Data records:
####

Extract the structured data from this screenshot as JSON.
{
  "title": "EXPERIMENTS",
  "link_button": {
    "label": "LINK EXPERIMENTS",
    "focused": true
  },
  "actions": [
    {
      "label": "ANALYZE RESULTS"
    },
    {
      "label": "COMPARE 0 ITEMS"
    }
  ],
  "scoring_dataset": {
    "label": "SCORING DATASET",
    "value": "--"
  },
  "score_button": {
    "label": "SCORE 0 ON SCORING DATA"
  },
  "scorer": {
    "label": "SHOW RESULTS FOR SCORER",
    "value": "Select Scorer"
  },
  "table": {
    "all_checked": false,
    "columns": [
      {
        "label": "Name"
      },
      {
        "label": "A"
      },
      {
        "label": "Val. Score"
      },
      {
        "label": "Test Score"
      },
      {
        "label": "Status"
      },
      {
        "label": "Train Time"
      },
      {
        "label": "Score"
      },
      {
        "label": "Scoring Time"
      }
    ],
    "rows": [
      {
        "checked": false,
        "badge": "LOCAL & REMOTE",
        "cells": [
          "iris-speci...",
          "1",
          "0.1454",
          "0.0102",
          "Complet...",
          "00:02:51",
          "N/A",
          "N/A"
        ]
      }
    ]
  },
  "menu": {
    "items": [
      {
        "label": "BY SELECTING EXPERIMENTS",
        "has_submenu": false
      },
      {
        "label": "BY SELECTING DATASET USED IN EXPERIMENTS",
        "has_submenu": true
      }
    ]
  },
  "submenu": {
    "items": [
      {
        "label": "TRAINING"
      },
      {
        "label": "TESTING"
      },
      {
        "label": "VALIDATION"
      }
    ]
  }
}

####

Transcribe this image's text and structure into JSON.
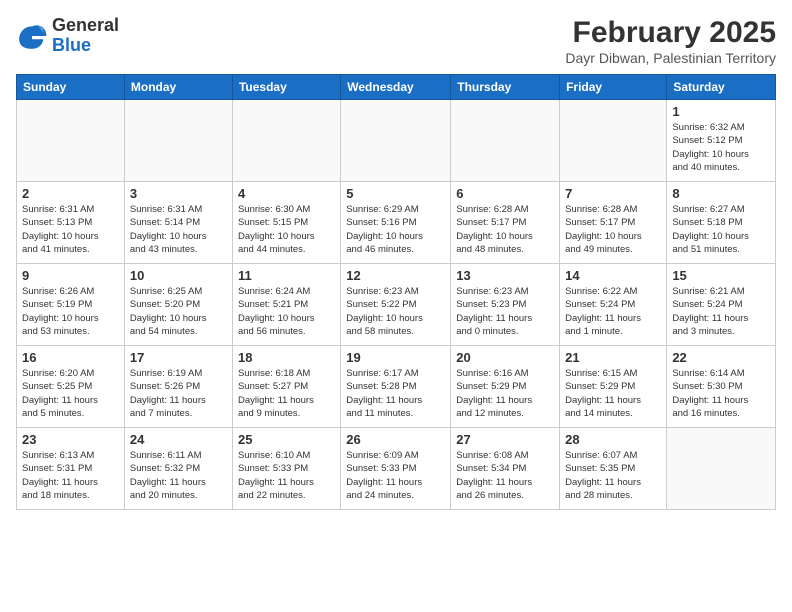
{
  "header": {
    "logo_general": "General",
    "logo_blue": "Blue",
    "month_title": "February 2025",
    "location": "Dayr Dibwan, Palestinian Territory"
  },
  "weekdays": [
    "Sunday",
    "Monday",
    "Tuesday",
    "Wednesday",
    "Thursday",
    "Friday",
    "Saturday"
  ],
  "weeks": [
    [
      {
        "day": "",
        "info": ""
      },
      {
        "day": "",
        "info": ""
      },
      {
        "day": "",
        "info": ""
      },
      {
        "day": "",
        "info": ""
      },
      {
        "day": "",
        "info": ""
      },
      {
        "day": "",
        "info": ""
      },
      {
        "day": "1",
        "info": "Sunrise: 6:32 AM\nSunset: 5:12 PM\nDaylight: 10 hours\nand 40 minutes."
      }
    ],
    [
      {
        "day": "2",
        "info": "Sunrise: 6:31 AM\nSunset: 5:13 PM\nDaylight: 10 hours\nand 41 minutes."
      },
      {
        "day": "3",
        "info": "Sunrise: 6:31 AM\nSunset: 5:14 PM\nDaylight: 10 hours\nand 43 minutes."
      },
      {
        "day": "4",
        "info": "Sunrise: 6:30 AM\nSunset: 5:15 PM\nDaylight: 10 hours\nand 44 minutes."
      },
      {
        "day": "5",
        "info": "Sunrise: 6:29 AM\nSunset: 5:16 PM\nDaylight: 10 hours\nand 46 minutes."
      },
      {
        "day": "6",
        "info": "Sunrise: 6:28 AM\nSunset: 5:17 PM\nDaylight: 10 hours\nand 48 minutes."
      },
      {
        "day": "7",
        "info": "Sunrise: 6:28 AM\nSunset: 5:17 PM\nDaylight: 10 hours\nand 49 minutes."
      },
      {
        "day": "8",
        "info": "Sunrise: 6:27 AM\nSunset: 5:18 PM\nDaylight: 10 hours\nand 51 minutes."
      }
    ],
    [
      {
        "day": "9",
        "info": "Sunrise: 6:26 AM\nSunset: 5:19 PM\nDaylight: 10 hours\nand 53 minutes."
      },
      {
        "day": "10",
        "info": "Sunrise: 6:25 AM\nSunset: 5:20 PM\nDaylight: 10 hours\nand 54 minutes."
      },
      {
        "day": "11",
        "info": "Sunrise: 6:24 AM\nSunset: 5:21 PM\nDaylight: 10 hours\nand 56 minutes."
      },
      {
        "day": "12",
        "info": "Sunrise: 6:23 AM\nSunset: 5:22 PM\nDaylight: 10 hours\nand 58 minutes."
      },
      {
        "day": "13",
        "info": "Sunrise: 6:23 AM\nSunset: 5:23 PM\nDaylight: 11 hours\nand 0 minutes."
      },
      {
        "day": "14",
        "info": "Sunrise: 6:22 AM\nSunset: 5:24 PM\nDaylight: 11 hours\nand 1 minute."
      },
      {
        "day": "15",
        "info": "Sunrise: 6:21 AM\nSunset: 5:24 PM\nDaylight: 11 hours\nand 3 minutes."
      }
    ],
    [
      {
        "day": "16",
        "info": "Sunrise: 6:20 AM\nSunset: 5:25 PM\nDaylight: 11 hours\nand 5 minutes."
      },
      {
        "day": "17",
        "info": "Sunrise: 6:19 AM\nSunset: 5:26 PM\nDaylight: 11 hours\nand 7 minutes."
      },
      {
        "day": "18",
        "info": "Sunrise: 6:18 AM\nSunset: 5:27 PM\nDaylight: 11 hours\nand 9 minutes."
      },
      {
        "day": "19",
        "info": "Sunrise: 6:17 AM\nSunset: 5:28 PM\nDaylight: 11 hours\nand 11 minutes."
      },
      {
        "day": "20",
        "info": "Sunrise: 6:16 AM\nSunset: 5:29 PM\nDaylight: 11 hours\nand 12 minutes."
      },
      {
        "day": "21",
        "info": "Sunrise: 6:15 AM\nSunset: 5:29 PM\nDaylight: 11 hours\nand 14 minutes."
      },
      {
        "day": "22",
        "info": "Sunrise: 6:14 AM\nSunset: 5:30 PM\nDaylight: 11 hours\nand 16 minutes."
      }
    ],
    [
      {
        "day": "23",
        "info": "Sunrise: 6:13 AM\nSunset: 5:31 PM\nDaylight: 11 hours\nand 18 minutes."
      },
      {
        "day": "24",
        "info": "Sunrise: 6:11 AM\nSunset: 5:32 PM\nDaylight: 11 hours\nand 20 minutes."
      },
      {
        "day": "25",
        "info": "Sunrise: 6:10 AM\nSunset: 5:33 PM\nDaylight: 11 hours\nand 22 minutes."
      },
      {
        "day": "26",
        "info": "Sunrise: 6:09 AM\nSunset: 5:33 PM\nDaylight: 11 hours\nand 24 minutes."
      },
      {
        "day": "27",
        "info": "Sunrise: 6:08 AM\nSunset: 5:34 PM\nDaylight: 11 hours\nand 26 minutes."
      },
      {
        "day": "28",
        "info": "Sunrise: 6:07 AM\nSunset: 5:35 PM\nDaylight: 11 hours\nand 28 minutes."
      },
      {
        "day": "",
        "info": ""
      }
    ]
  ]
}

####

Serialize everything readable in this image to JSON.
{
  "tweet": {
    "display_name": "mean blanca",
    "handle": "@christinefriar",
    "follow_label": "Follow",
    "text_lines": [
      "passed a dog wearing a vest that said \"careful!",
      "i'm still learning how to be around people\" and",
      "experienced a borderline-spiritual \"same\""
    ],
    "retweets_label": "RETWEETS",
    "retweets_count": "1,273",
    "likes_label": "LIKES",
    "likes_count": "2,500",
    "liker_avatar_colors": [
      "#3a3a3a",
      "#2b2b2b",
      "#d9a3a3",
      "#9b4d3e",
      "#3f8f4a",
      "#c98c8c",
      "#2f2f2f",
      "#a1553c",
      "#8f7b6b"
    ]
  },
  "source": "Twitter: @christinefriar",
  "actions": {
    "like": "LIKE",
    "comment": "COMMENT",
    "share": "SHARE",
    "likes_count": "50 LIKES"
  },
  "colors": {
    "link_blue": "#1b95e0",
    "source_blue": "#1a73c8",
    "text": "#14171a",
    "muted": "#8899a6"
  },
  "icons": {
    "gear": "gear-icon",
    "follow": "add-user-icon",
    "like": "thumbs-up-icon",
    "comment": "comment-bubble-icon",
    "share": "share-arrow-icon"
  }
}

####

Problem to work on: Show the lines that mention the word "RESULTS".

Exercise answer:
      "label": "ANALYZE RESULTS"
    "label": "SHOW RESULTS FOR SCORER",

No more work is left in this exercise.